- **Exercise material**:
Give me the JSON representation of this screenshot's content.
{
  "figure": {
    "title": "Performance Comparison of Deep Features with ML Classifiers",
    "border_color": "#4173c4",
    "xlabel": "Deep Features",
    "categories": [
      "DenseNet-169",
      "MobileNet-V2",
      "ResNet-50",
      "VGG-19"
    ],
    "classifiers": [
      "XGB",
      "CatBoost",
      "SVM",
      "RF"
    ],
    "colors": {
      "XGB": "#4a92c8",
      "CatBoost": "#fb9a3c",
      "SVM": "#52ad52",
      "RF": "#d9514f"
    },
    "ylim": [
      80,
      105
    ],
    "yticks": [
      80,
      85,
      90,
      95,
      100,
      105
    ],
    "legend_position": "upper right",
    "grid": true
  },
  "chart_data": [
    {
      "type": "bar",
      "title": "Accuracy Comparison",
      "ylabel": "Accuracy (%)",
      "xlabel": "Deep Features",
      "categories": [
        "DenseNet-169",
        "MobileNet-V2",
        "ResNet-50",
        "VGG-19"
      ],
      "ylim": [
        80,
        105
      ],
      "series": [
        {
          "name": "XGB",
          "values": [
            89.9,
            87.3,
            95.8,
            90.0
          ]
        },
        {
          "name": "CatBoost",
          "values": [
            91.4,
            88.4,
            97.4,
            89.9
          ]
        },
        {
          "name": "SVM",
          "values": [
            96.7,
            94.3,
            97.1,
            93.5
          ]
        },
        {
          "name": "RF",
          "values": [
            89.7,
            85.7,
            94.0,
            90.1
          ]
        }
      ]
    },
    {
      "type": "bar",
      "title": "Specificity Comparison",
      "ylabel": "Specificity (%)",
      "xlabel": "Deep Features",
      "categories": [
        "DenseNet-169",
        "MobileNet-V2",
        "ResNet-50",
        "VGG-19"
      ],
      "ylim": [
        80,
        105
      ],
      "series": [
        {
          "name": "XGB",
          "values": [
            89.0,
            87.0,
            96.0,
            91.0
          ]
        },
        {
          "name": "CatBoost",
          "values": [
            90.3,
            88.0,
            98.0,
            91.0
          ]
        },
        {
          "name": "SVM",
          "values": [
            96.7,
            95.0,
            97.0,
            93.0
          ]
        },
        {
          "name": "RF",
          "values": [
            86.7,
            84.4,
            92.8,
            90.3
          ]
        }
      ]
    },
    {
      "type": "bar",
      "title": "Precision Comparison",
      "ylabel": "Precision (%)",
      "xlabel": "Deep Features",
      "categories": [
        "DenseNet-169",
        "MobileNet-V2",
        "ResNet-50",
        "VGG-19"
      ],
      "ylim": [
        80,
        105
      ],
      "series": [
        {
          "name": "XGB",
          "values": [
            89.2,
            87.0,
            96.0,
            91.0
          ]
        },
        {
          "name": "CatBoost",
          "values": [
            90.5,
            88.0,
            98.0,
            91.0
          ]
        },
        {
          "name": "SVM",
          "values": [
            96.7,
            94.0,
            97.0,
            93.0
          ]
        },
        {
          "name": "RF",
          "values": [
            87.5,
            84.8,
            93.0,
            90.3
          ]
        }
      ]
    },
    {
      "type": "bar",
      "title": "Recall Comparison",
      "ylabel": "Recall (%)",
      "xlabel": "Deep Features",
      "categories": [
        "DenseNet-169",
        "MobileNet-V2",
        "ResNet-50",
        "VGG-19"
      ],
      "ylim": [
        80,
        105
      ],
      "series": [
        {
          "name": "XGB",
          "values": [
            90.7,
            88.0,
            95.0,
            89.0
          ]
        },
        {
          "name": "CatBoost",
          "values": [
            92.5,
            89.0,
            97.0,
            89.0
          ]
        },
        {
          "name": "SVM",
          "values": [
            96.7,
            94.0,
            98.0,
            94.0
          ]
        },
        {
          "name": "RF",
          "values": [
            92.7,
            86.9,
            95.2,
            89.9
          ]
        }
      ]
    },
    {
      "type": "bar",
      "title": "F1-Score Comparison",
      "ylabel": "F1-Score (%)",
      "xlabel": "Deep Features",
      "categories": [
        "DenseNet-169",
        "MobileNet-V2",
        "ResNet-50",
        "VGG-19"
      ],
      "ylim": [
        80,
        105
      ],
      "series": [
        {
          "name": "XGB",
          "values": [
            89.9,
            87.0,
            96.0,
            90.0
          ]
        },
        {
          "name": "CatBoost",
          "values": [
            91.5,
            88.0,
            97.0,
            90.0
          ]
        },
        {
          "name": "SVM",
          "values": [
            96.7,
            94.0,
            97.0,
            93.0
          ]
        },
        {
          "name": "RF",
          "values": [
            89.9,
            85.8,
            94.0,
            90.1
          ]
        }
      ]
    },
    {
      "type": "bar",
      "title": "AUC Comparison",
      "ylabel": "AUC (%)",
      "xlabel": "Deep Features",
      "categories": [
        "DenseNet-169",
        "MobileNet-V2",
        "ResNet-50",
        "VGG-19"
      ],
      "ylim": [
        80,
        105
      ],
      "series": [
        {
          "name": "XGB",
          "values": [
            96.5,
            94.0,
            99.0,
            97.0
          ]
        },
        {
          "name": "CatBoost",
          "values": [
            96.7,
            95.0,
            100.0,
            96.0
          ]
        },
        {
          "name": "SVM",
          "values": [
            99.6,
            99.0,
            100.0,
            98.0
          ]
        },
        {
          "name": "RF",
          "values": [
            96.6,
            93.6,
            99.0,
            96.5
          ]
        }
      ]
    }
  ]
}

- **Problem**:
Copy each line of the preceding data that contains the string "Precision".

- **Worked answer**:
      "title": "Precision Comparison",
      "ylabel": "Precision (%)",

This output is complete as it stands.